§ Entries supplied:
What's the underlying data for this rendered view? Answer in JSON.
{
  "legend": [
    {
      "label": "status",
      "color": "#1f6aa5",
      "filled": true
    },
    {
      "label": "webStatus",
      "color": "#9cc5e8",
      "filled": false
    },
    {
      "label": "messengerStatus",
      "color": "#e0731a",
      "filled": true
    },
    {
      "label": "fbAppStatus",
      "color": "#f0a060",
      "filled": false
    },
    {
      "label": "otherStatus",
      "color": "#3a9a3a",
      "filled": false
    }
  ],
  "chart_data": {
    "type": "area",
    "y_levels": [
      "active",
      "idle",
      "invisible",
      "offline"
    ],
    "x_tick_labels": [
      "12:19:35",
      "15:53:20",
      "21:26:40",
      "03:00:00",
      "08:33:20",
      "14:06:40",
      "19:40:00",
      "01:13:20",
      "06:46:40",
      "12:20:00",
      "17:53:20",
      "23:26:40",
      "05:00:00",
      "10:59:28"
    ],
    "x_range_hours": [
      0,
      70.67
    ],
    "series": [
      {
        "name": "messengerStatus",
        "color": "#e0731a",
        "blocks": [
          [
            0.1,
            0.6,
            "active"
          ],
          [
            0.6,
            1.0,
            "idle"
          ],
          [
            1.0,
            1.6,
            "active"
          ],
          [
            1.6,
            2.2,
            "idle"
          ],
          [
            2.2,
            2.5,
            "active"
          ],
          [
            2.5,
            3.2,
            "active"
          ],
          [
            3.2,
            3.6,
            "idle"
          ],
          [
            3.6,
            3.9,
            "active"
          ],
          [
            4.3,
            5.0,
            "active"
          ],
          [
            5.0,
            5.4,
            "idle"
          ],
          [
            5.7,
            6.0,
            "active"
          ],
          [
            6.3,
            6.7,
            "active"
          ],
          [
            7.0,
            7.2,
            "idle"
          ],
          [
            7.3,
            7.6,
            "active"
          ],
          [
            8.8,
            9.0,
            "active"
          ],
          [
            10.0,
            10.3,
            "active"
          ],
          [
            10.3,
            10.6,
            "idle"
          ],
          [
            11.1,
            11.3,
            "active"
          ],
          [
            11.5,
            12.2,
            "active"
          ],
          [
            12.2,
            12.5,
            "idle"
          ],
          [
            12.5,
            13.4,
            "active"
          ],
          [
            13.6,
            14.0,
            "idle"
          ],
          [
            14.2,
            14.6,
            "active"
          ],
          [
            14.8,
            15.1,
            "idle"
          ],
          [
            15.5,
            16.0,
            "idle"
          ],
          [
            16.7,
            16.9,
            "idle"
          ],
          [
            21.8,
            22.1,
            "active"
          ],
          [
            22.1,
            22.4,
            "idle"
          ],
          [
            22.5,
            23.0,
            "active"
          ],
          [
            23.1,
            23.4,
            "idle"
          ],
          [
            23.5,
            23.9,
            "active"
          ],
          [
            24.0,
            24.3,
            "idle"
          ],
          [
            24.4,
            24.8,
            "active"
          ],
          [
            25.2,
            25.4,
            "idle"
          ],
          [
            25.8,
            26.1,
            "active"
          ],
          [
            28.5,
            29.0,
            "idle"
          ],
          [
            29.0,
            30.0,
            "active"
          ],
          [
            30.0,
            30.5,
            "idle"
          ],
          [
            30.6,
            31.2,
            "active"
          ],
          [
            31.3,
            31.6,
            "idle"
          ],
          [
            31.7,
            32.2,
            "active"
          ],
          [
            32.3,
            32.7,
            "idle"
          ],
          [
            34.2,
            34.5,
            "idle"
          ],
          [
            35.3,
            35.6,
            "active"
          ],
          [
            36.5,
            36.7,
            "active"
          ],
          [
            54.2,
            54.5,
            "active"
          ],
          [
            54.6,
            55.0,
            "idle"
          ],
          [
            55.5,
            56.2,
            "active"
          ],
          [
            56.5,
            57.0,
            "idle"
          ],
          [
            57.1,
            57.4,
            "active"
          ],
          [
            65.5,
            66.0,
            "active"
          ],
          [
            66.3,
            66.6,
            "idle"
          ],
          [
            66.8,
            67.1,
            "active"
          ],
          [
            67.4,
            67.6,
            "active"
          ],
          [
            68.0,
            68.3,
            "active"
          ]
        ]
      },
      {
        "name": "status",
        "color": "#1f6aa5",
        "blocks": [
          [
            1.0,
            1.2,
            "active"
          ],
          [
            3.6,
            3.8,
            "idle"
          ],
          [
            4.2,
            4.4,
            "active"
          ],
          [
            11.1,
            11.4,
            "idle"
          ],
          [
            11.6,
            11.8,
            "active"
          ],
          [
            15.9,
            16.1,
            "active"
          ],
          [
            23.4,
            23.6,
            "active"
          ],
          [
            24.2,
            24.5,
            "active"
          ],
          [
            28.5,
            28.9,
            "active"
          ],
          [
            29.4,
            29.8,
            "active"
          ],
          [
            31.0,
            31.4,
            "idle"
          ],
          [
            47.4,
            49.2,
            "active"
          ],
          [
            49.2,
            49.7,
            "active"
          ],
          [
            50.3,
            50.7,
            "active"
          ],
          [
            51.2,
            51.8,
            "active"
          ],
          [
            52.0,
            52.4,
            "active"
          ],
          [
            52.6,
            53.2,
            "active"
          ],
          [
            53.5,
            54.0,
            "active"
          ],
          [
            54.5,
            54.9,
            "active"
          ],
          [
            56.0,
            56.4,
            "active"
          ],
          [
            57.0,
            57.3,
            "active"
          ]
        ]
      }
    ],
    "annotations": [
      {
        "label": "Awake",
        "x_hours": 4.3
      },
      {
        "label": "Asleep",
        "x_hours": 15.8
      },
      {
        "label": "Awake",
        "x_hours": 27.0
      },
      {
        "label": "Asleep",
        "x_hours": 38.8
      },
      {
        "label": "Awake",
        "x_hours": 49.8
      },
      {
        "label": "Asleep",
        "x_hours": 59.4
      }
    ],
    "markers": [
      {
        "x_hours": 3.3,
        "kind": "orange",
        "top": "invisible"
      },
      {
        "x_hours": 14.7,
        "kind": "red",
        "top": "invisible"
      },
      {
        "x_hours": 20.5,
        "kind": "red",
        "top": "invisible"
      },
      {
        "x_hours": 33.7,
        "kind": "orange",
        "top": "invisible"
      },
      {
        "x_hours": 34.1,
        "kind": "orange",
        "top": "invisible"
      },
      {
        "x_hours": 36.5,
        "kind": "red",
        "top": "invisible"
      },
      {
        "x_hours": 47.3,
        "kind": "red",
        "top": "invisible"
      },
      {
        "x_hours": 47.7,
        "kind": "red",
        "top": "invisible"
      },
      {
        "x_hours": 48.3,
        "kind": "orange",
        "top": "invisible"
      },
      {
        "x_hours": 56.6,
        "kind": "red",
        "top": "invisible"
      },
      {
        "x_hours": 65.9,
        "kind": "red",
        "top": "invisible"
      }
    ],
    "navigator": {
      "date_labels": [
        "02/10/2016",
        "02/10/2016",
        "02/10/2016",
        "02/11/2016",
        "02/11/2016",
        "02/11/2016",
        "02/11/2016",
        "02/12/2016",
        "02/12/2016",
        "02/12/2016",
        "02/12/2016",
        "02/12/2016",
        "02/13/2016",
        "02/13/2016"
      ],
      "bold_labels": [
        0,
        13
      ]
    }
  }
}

§ Request:
Every record shown above should be written out again exactly.

§ Task output:
What's the underlying data for this rendered view? Answer in JSON.
{
  "legend": [
    {
      "label": "status",
      "color": "#1f6aa5",
      "filled": true
    },
    {
      "label": "webStatus",
      "color": "#9cc5e8",
      "filled": false
    },
    {
      "label": "messengerStatus",
      "color": "#e0731a",
      "filled": true
    },
    {
      "label": "fbAppStatus",
      "color": "#f0a060",
      "filled": false
    },
    {
      "label": "otherStatus",
      "color": "#3a9a3a",
      "filled": false
    }
  ],
  "chart_data": {
    "type": "area",
    "y_levels": [
      "active",
      "idle",
      "invisible",
      "offline"
    ],
    "x_tick_labels": [
      "12:19:35",
      "15:53:20",
      "21:26:40",
      "03:00:00",
      "08:33:20",
      "14:06:40",
      "19:40:00",
      "01:13:20",
      "06:46:40",
      "12:20:00",
      "17:53:20",
      "23:26:40",
      "05:00:00",
      "10:59:28"
    ],
    "x_range_hours": [
      0,
      70.67
    ],
    "series": [
      {
        "name": "messengerStatus",
        "color": "#e0731a",
        "blocks": [
          [
            0.1,
            0.6,
            "active"
          ],
          [
            0.6,
            1.0,
            "idle"
          ],
          [
            1.0,
            1.6,
            "active"
          ],
          [
            1.6,
            2.2,
            "idle"
          ],
          [
            2.2,
            2.5,
            "active"
          ],
          [
            2.5,
            3.2,
            "active"
          ],
          [
            3.2,
            3.6,
            "idle"
          ],
          [
            3.6,
            3.9,
            "active"
          ],
          [
            4.3,
            5.0,
            "active"
          ],
          [
            5.0,
            5.4,
            "idle"
          ],
          [
            5.7,
            6.0,
            "active"
          ],
          [
            6.3,
            6.7,
            "active"
          ],
          [
            7.0,
            7.2,
            "idle"
          ],
          [
            7.3,
            7.6,
            "active"
          ],
          [
            8.8,
            9.0,
            "active"
          ],
          [
            10.0,
            10.3,
            "active"
          ],
          [
            10.3,
            10.6,
            "idle"
          ],
          [
            11.1,
            11.3,
            "active"
          ],
          [
            11.5,
            12.2,
            "active"
          ],
          [
            12.2,
            12.5,
            "idle"
          ],
          [
            12.5,
            13.4,
            "active"
          ],
          [
            13.6,
            14.0,
            "idle"
          ],
          [
            14.2,
            14.6,
            "active"
          ],
          [
            14.8,
            15.1,
            "idle"
          ],
          [
            15.5,
            16.0,
            "idle"
          ],
          [
            16.7,
            16.9,
            "idle"
          ],
          [
            21.8,
            22.1,
            "active"
          ],
          [
            22.1,
            22.4,
            "idle"
          ],
          [
            22.5,
            23.0,
            "active"
          ],
          [
            23.1,
            23.4,
            "idle"
          ],
          [
            23.5,
            23.9,
            "active"
          ],
          [
            24.0,
            24.3,
            "idle"
          ],
          [
            24.4,
            24.8,
            "active"
          ],
          [
            25.2,
            25.4,
            "idle"
          ],
          [
            25.8,
            26.1,
            "active"
          ],
          [
            28.5,
            29.0,
            "idle"
          ],
          [
            29.0,
            30.0,
            "active"
          ],
          [
            30.0,
            30.5,
            "idle"
          ],
          [
            30.6,
            31.2,
            "active"
          ],
          [
            31.3,
            31.6,
            "idle"
          ],
          [
            31.7,
            32.2,
            "active"
          ],
          [
            32.3,
            32.7,
            "idle"
          ],
          [
            34.2,
            34.5,
            "idle"
          ],
          [
            35.3,
            35.6,
            "active"
          ],
          [
            36.5,
            36.7,
            "active"
          ],
          [
            54.2,
            54.5,
            "active"
          ],
          [
            54.6,
            55.0,
            "idle"
          ],
          [
            55.5,
            56.2,
            "active"
          ],
          [
            56.5,
            57.0,
            "idle"
          ],
          [
            57.1,
            57.4,
            "active"
          ],
          [
            65.5,
            66.0,
            "active"
          ],
          [
            66.3,
            66.6,
            "idle"
          ],
          [
            66.8,
            67.1,
            "active"
          ],
          [
            67.4,
            67.6,
            "active"
          ],
          [
            68.0,
            68.3,
            "active"
          ]
        ]
      },
      {
        "name": "status",
        "color": "#1f6aa5",
        "blocks": [
          [
            1.0,
            1.2,
            "active"
          ],
          [
            3.6,
            3.8,
            "idle"
          ],
          [
            4.2,
            4.4,
            "active"
          ],
          [
            11.1,
            11.4,
            "idle"
          ],
          [
            11.6,
            11.8,
            "active"
          ],
          [
            15.9,
            16.1,
            "active"
          ],
          [
            23.4,
            23.6,
            "active"
          ],
          [
            24.2,
            24.5,
            "active"
          ],
          [
            28.5,
            28.9,
            "active"
          ],
          [
            29.4,
            29.8,
            "active"
          ],
          [
            31.0,
            31.4,
            "idle"
          ],
          [
            47.4,
            49.2,
            "active"
          ],
          [
            49.2,
            49.7,
            "active"
          ],
          [
            50.3,
            50.7,
            "active"
          ],
          [
            51.2,
            51.8,
            "active"
          ],
          [
            52.0,
            52.4,
            "active"
          ],
          [
            52.6,
            53.2,
            "active"
          ],
          [
            53.5,
            54.0,
            "active"
          ],
          [
            54.5,
            54.9,
            "active"
          ],
          [
            56.0,
            56.4,
            "active"
          ],
          [
            57.0,
            57.3,
            "active"
          ]
        ]
      }
    ],
    "annotations": [
      {
        "label": "Awake",
        "x_hours": 4.3
      },
      {
        "label": "Asleep",
        "x_hours": 15.8
      },
      {
        "label": "Awake",
        "x_hours": 27.0
      },
      {
        "label": "Asleep",
        "x_hours": 38.8
      },
      {
        "label": "Awake",
        "x_hours": 49.8
      },
      {
        "label": "Asleep",
        "x_hours": 59.4
      }
    ],
    "markers": [
      {
        "x_hours": 3.3,
        "kind": "orange",
        "top": "invisible"
      },
      {
        "x_hours": 14.7,
        "kind": "red",
        "top": "invisible"
      },
      {
        "x_hours": 20.5,
        "kind": "red",
        "top": "invisible"
      },
      {
        "x_hours": 33.7,
        "kind": "orange",
        "top": "invisible"
      },
      {
        "x_hours": 34.1,
        "kind": "orange",
        "top": "invisible"
      },
      {
        "x_hours": 36.5,
        "kind": "red",
        "top": "invisible"
      },
      {
        "x_hours": 47.3,
        "kind": "red",
        "top": "invisible"
      },
      {
        "x_hours": 47.7,
        "kind": "red",
        "top": "invisible"
      },
      {
        "x_hours": 48.3,
        "kind": "orange",
        "top": "invisible"
      },
      {
        "x_hours": 56.6,
        "kind": "red",
        "top": "invisible"
      },
      {
        "x_hours": 65.9,
        "kind": "red",
        "top": "invisible"
      }
    ],
    "navigator": {
      "date_labels": [
        "02/10/2016",
        "02/10/2016",
        "02/10/2016",
        "02/11/2016",
        "02/11/2016",
        "02/11/2016",
        "02/11/2016",
        "02/12/2016",
        "02/12/2016",
        "02/12/2016",
        "02/12/2016",
        "02/12/2016",
        "02/13/2016",
        "02/13/2016"
      ],
      "bold_labels": [
        0,
        13
      ]
    }
  }
}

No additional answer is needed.